**Data rows:**
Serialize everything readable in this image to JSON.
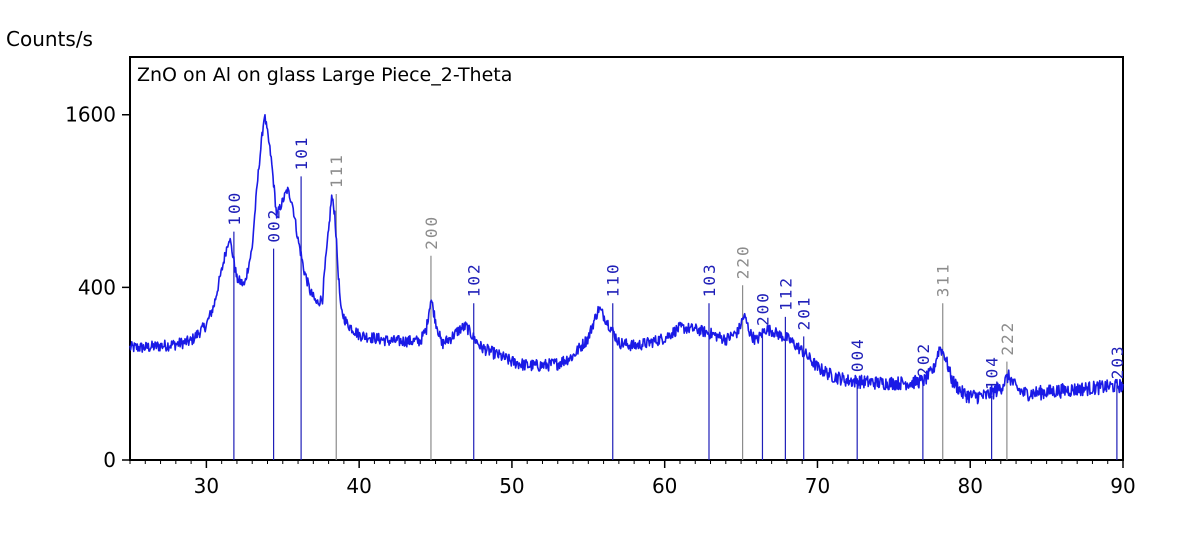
{
  "chart_data": {
    "type": "line",
    "title": "ZnO on Al on glass Large Piece_2-Theta",
    "ylabel": "Counts/s",
    "xlabel": "",
    "xlim": [
      25,
      90
    ],
    "xticks": [
      30,
      40,
      50,
      60,
      70,
      80,
      90
    ],
    "yticks": [
      0,
      400,
      1600
    ],
    "y_scale": "sqrt",
    "grid": false,
    "colors": {
      "pattern": "#1a1ae6",
      "zno_ref": "#1f1fb8",
      "al_ref": "#8c8c8c"
    },
    "pattern": {
      "x": [
        25,
        26,
        27,
        28,
        29,
        30,
        30.5,
        31,
        31.5,
        32,
        32.5,
        33,
        33.5,
        33.8,
        34.2,
        34.6,
        35,
        35.3,
        35.6,
        36,
        36.4,
        36.8,
        37.2,
        37.6,
        38,
        38.2,
        38.4,
        38.6,
        38.8,
        39.2,
        40,
        41,
        42,
        43,
        44,
        44.4,
        44.7,
        45,
        45.4,
        46,
        46.6,
        47,
        47.5,
        48,
        49,
        50,
        51,
        52,
        53,
        54,
        55,
        55.7,
        56.3,
        57,
        58,
        59,
        60,
        61,
        62,
        63,
        64,
        64.8,
        65.2,
        65.6,
        66,
        66.6,
        67,
        67.5,
        68,
        69,
        70,
        71,
        72,
        74,
        76,
        77,
        77.6,
        78,
        78.3,
        78.8,
        79.5,
        80,
        81,
        82,
        82.5,
        83,
        83.5,
        84,
        86,
        88,
        90
      ],
      "y": [
        170,
        170,
        175,
        180,
        190,
        245,
        320,
        480,
        670,
        440,
        410,
        600,
        1230,
        1600,
        1260,
        800,
        900,
        980,
        900,
        650,
        480,
        380,
        330,
        350,
        700,
        930,
        820,
        500,
        300,
        250,
        210,
        200,
        190,
        190,
        190,
        230,
        350,
        260,
        180,
        200,
        230,
        240,
        200,
        170,
        150,
        130,
        120,
        120,
        125,
        145,
        200,
        310,
        250,
        185,
        175,
        185,
        200,
        235,
        230,
        215,
        195,
        220,
        280,
        215,
        190,
        230,
        225,
        210,
        200,
        160,
        115,
        95,
        85,
        80,
        80,
        85,
        110,
        170,
        150,
        85,
        60,
        55,
        55,
        70,
        95,
        70,
        60,
        60,
        65,
        70,
        75
      ]
    },
    "zno_reflections": [
      {
        "x": 31.8,
        "label": "100",
        "intensity": 700
      },
      {
        "x": 34.4,
        "label": "002",
        "intensity": 600
      },
      {
        "x": 36.2,
        "label": "101",
        "intensity": 1080
      },
      {
        "x": 47.5,
        "label": "102",
        "intensity": 330
      },
      {
        "x": 56.6,
        "label": "110",
        "intensity": 330
      },
      {
        "x": 62.9,
        "label": "103",
        "intensity": 330
      },
      {
        "x": 66.4,
        "label": "200",
        "intensity": 220
      },
      {
        "x": 67.9,
        "label": "112",
        "intensity": 275
      },
      {
        "x": 69.1,
        "label": "201",
        "intensity": 205
      },
      {
        "x": 72.6,
        "label": "004",
        "intensity": 90
      },
      {
        "x": 76.9,
        "label": "202",
        "intensity": 80
      },
      {
        "x": 81.4,
        "label": "104",
        "intensity": 55
      },
      {
        "x": 89.6,
        "label": "203",
        "intensity": 75
      }
    ],
    "al_reflections": [
      {
        "x": 38.5,
        "label": "111",
        "intensity": 950
      },
      {
        "x": 44.7,
        "label": "200",
        "intensity": 560
      },
      {
        "x": 65.1,
        "label": "220",
        "intensity": 410
      },
      {
        "x": 78.2,
        "label": "311",
        "intensity": 330
      },
      {
        "x": 82.4,
        "label": "222",
        "intensity": 130
      }
    ]
  }
}
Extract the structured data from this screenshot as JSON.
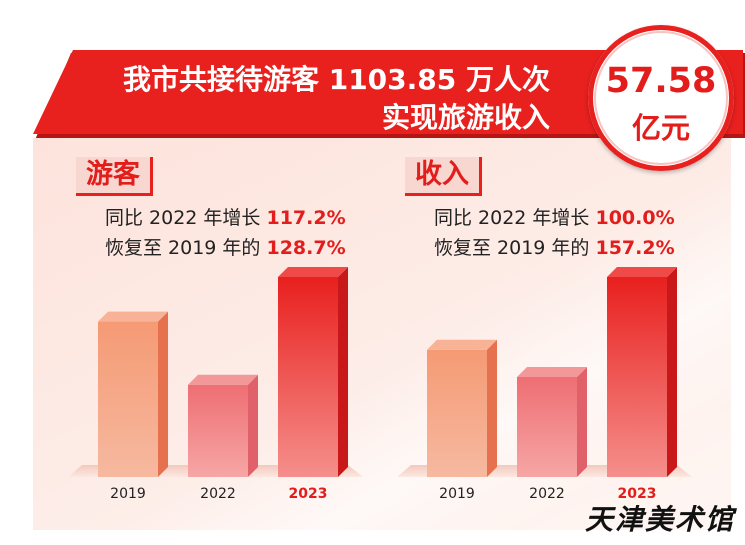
{
  "headline": {
    "line1": "我市共接待游客 1103.85 万人次",
    "line2": "实现旅游收入"
  },
  "seal": {
    "value": "57.58",
    "unit": "亿元"
  },
  "colors": {
    "brand_red": "#e21d1b",
    "bar_orange": "#f28a68",
    "bar_pink": "#ef7f82",
    "bar_red": "#e8201e"
  },
  "visitors": {
    "tag": "游客",
    "line1_prefix": "同比 2022 年增长 ",
    "line1_value": "117.2%",
    "line2_prefix": "恢复至 2019 年的 ",
    "line2_value": "128.7%"
  },
  "income": {
    "tag": "收入",
    "line1_prefix": "同比 2022 年增长 ",
    "line1_value": "100.0%",
    "line2_prefix": "恢复至 2019 年的 ",
    "line2_value": "157.2%"
  },
  "watermark": "天津美术馆",
  "chart_data": [
    {
      "type": "bar",
      "title": "游客",
      "categories": [
        "2019",
        "2022",
        "2023"
      ],
      "values": [
        77.7,
        46.1,
        100
      ],
      "highlight_category": "2023",
      "ylim": [
        0,
        100
      ]
    },
    {
      "type": "bar",
      "title": "收入",
      "categories": [
        "2019",
        "2022",
        "2023"
      ],
      "values": [
        63.6,
        50.0,
        100
      ],
      "highlight_category": "2023",
      "ylim": [
        0,
        100
      ]
    }
  ]
}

**Required work:** Your task is to return the entries above exactly, with no pictures.

**Result for this task:**
Serialize everything readable in this image to JSON.
{
  "chart_data": {
    "type": "line",
    "title": "ZnO on Al on glass Large Piece_2-Theta",
    "ylabel": "Counts/s",
    "xlabel": "",
    "xlim": [
      25,
      90
    ],
    "xticks": [
      30,
      40,
      50,
      60,
      70,
      80,
      90
    ],
    "yticks": [
      0,
      400,
      1600
    ],
    "y_scale": "sqrt",
    "grid": false,
    "colors": {
      "pattern": "#1a1ae6",
      "zno_ref": "#1f1fb8",
      "al_ref": "#8c8c8c"
    },
    "pattern": {
      "x": [
        25,
        26,
        27,
        28,
        29,
        30,
        30.5,
        31,
        31.5,
        32,
        32.5,
        33,
        33.5,
        33.8,
        34.2,
        34.6,
        35,
        35.3,
        35.6,
        36,
        36.4,
        36.8,
        37.2,
        37.6,
        38,
        38.2,
        38.4,
        38.6,
        38.8,
        39.2,
        40,
        41,
        42,
        43,
        44,
        44.4,
        44.7,
        45,
        45.4,
        46,
        46.6,
        47,
        47.5,
        48,
        49,
        50,
        51,
        52,
        53,
        54,
        55,
        55.7,
        56.3,
        57,
        58,
        59,
        60,
        61,
        62,
        63,
        64,
        64.8,
        65.2,
        65.6,
        66,
        66.6,
        67,
        67.5,
        68,
        69,
        70,
        71,
        72,
        74,
        76,
        77,
        77.6,
        78,
        78.3,
        78.8,
        79.5,
        80,
        81,
        82,
        82.5,
        83,
        83.5,
        84,
        86,
        88,
        90
      ],
      "y": [
        170,
        170,
        175,
        180,
        190,
        245,
        320,
        480,
        670,
        440,
        410,
        600,
        1230,
        1600,
        1260,
        800,
        900,
        980,
        900,
        650,
        480,
        380,
        330,
        350,
        700,
        930,
        820,
        500,
        300,
        250,
        210,
        200,
        190,
        190,
        190,
        230,
        350,
        260,
        180,
        200,
        230,
        240,
        200,
        170,
        150,
        130,
        120,
        120,
        125,
        145,
        200,
        310,
        250,
        185,
        175,
        185,
        200,
        235,
        230,
        215,
        195,
        220,
        280,
        215,
        190,
        230,
        225,
        210,
        200,
        160,
        115,
        95,
        85,
        80,
        80,
        85,
        110,
        170,
        150,
        85,
        60,
        55,
        55,
        70,
        95,
        70,
        60,
        60,
        65,
        70,
        75
      ]
    },
    "zno_reflections": [
      {
        "x": 31.8,
        "label": "100",
        "intensity": 700
      },
      {
        "x": 34.4,
        "label": "002",
        "intensity": 600
      },
      {
        "x": 36.2,
        "label": "101",
        "intensity": 1080
      },
      {
        "x": 47.5,
        "label": "102",
        "intensity": 330
      },
      {
        "x": 56.6,
        "label": "110",
        "intensity": 330
      },
      {
        "x": 62.9,
        "label": "103",
        "intensity": 330
      },
      {
        "x": 66.4,
        "label": "200",
        "intensity": 220
      },
      {
        "x": 67.9,
        "label": "112",
        "intensity": 275
      },
      {
        "x": 69.1,
        "label": "201",
        "intensity": 205
      },
      {
        "x": 72.6,
        "label": "004",
        "intensity": 90
      },
      {
        "x": 76.9,
        "label": "202",
        "intensity": 80
      },
      {
        "x": 81.4,
        "label": "104",
        "intensity": 55
      },
      {
        "x": 89.6,
        "label": "203",
        "intensity": 75
      }
    ],
    "al_reflections": [
      {
        "x": 38.5,
        "label": "111",
        "intensity": 950
      },
      {
        "x": 44.7,
        "label": "200",
        "intensity": 560
      },
      {
        "x": 65.1,
        "label": "220",
        "intensity": 410
      },
      {
        "x": 78.2,
        "label": "311",
        "intensity": 330
      },
      {
        "x": 82.4,
        "label": "222",
        "intensity": 130
      }
    ]
  }
}
Extract the structured data from this screenshot as JSON.
{
  "headline": {
    "line1": "我市共接待游客 1103.85 万人次",
    "line2": "实现旅游收入"
  },
  "seal": {
    "value": "57.58",
    "unit": "亿元"
  },
  "colors": {
    "brand_red": "#e21d1b",
    "bar_orange": "#f28a68",
    "bar_pink": "#ef7f82",
    "bar_red": "#e8201e"
  },
  "visitors": {
    "tag": "游客",
    "line1_prefix": "同比 2022 年增长 ",
    "line1_value": "117.2%",
    "line2_prefix": "恢复至 2019 年的 ",
    "line2_value": "128.7%"
  },
  "income": {
    "tag": "收入",
    "line1_prefix": "同比 2022 年增长 ",
    "line1_value": "100.0%",
    "line2_prefix": "恢复至 2019 年的 ",
    "line2_value": "157.2%"
  },
  "watermark": "天津美术馆",
  "chart_data": [
    {
      "type": "bar",
      "title": "游客",
      "categories": [
        "2019",
        "2022",
        "2023"
      ],
      "values": [
        77.7,
        46.1,
        100
      ],
      "highlight_category": "2023",
      "ylim": [
        0,
        100
      ]
    },
    {
      "type": "bar",
      "title": "收入",
      "categories": [
        "2019",
        "2022",
        "2023"
      ],
      "values": [
        63.6,
        50.0,
        100
      ],
      "highlight_category": "2023",
      "ylim": [
        0,
        100
      ]
    }
  ]
}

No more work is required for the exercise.